*WHAT YOU NEED TO DO:* Extract the complete data exactly as given.
======== RECORDS TO PROCESS ========
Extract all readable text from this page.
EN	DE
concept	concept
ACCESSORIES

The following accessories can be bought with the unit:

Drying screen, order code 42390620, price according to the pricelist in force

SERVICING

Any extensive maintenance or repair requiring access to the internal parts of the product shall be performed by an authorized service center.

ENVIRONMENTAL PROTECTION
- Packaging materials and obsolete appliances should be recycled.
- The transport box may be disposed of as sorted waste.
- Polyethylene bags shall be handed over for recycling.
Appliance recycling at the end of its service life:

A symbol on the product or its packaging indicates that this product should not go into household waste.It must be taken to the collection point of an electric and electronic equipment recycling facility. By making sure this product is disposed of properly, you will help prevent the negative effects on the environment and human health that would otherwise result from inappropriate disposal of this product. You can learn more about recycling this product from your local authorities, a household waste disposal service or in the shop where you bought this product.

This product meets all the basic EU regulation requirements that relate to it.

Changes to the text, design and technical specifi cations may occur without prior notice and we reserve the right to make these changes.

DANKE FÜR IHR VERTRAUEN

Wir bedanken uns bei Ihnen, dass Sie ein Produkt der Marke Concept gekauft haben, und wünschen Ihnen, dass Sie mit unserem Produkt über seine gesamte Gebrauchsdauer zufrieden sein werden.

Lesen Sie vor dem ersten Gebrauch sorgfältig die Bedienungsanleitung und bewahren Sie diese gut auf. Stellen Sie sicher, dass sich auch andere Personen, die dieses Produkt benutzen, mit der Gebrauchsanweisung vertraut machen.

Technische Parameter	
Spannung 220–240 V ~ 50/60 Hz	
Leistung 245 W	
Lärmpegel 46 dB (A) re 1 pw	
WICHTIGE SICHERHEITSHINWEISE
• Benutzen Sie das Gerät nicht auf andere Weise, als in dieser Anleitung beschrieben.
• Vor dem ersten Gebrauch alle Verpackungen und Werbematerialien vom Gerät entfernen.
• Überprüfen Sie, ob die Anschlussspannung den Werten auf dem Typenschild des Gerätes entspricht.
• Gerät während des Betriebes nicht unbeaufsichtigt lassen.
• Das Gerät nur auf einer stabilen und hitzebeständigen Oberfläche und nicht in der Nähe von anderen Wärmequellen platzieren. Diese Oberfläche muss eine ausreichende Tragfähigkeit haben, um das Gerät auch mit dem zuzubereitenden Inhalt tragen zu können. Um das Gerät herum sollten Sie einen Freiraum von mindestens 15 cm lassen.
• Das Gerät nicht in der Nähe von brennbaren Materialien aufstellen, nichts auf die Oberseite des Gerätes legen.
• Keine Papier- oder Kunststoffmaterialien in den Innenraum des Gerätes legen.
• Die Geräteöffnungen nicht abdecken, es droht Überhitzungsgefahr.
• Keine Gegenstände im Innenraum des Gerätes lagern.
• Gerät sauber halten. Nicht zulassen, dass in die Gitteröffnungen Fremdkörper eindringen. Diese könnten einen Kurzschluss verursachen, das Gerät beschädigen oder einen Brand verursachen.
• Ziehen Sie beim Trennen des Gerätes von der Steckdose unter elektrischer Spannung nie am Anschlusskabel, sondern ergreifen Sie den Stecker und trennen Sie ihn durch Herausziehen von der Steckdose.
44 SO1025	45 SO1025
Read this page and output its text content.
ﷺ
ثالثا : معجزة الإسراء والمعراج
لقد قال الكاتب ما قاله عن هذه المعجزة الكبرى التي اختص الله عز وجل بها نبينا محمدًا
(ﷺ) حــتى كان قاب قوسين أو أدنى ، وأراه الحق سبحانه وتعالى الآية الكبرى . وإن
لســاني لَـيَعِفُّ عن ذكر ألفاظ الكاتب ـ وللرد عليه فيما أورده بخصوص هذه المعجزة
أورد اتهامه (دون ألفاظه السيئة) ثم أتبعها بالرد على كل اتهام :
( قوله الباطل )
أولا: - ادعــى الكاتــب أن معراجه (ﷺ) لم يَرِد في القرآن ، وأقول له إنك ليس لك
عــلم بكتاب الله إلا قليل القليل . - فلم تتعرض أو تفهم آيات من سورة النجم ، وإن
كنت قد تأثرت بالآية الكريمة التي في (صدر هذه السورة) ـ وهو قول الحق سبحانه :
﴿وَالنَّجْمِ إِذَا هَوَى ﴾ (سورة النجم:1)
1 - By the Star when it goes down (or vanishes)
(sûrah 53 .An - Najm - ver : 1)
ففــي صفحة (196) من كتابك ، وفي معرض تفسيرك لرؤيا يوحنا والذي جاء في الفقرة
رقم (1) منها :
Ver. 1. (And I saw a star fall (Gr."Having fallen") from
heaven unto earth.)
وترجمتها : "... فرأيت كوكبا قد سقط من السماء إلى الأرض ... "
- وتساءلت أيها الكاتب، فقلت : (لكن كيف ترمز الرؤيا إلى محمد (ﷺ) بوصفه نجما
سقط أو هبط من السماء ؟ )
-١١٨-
========
*EXERCISE OUTPUT:*
Extract all readable text from this page.
EN	DE
concept	concept
ACCESSORIES

The following accessories can be bought with the unit:

Drying screen, order code 42390620, price according to the pricelist in force

SERVICING

Any extensive maintenance or repair requiring access to the internal parts of the product shall be performed by an authorized service center.

ENVIRONMENTAL PROTECTION
- Packaging materials and obsolete appliances should be recycled.
- The transport box may be disposed of as sorted waste.
- Polyethylene bags shall be handed over for recycling.
Appliance recycling at the end of its service life:

A symbol on the product or its packaging indicates that this product should not go into household waste.It must be taken to the collection point of an electric and electronic equipment recycling facility. By making sure this product is disposed of properly, you will help prevent the negative effects on the environment and human health that would otherwise result from inappropriate disposal of this product. You can learn more about recycling this product from your local authorities, a household waste disposal service or in the shop where you bought this product.

This product meets all the basic EU regulation requirements that relate to it.

Changes to the text, design and technical specifi cations may occur without prior notice and we reserve the right to make these changes.

DANKE FÜR IHR VERTRAUEN

Wir bedanken uns bei Ihnen, dass Sie ein Produkt der Marke Concept gekauft haben, und wünschen Ihnen, dass Sie mit unserem Produkt über seine gesamte Gebrauchsdauer zufrieden sein werden.

Lesen Sie vor dem ersten Gebrauch sorgfältig die Bedienungsanleitung und bewahren Sie diese gut auf. Stellen Sie sicher, dass sich auch andere Personen, die dieses Produkt benutzen, mit der Gebrauchsanweisung vertraut machen.

Technische Parameter	
Spannung 220–240 V ~ 50/60 Hz	
Leistung 245 W	
Lärmpegel 46 dB (A) re 1 pw	
WICHTIGE SICHERHEITSHINWEISE
• Benutzen Sie das Gerät nicht auf andere Weise, als in dieser Anleitung beschrieben.
• Vor dem ersten Gebrauch alle Verpackungen und Werbematerialien vom Gerät entfernen.
• Überprüfen Sie, ob die Anschlussspannung den Werten auf dem Typenschild des Gerätes entspricht.
• Gerät während des Betriebes nicht unbeaufsichtigt lassen.
• Das Gerät nur auf einer stabilen und hitzebeständigen Oberfläche und nicht in der Nähe von anderen Wärmequellen platzieren. Diese Oberfläche muss eine ausreichende Tragfähigkeit haben, um das Gerät auch mit dem zuzubereitenden Inhalt tragen zu können. Um das Gerät herum sollten Sie einen Freiraum von mindestens 15 cm lassen.
• Das Gerät nicht in der Nähe von brennbaren Materialien aufstellen, nichts auf die Oberseite des Gerätes legen.
• Keine Papier- oder Kunststoffmaterialien in den Innenraum des Gerätes legen.
• Die Geräteöffnungen nicht abdecken, es droht Überhitzungsgefahr.
• Keine Gegenstände im Innenraum des Gerätes lagern.
• Gerät sauber halten. Nicht zulassen, dass in die Gitteröffnungen Fremdkörper eindringen. Diese könnten einen Kurzschluss verursachen, das Gerät beschädigen oder einen Brand verursachen.
• Ziehen Sie beim Trennen des Gerätes von der Steckdose unter elektrischer Spannung nie am Anschlusskabel, sondern ergreifen Sie den Stecker und trennen Sie ihn durch Herausziehen von der Steckdose.
44 SO1025	45 SO1025
Read this page and output its text content.
ﷺ
ثالثا : معجزة الإسراء والمعراج
لقد قال الكاتب ما قاله عن هذه المعجزة الكبرى التي اختص الله عز وجل بها نبينا محمدًا
(ﷺ) حــتى كان قاب قوسين أو أدنى ، وأراه الحق سبحانه وتعالى الآية الكبرى . وإن
لســاني لَـيَعِفُّ عن ذكر ألفاظ الكاتب ـ وللرد عليه فيما أورده بخصوص هذه المعجزة
أورد اتهامه (دون ألفاظه السيئة) ثم أتبعها بالرد على كل اتهام :
( قوله الباطل )
أولا: - ادعــى الكاتــب أن معراجه (ﷺ) لم يَرِد في القرآن ، وأقول له إنك ليس لك
عــلم بكتاب الله إلا قليل القليل . - فلم تتعرض أو تفهم آيات من سورة النجم ، وإن
كنت قد تأثرت بالآية الكريمة التي في (صدر هذه السورة) ـ وهو قول الحق سبحانه :
﴿وَالنَّجْمِ إِذَا هَوَى ﴾ (سورة النجم:1)
1 - By the Star when it goes down (or vanishes)
(sûrah 53 .An - Najm - ver : 1)
ففــي صفحة (196) من كتابك ، وفي معرض تفسيرك لرؤيا يوحنا والذي جاء في الفقرة
رقم (1) منها :
Ver. 1. (And I saw a star fall (Gr."Having fallen") from
heaven unto earth.)
وترجمتها : "... فرأيت كوكبا قد سقط من السماء إلى الأرض ... "
- وتساءلت أيها الكاتب، فقلت : (لكن كيف ترمز الرؤيا إلى محمد (ﷺ) بوصفه نجما
سقط أو هبط من السماء ؟ )
-١١٨-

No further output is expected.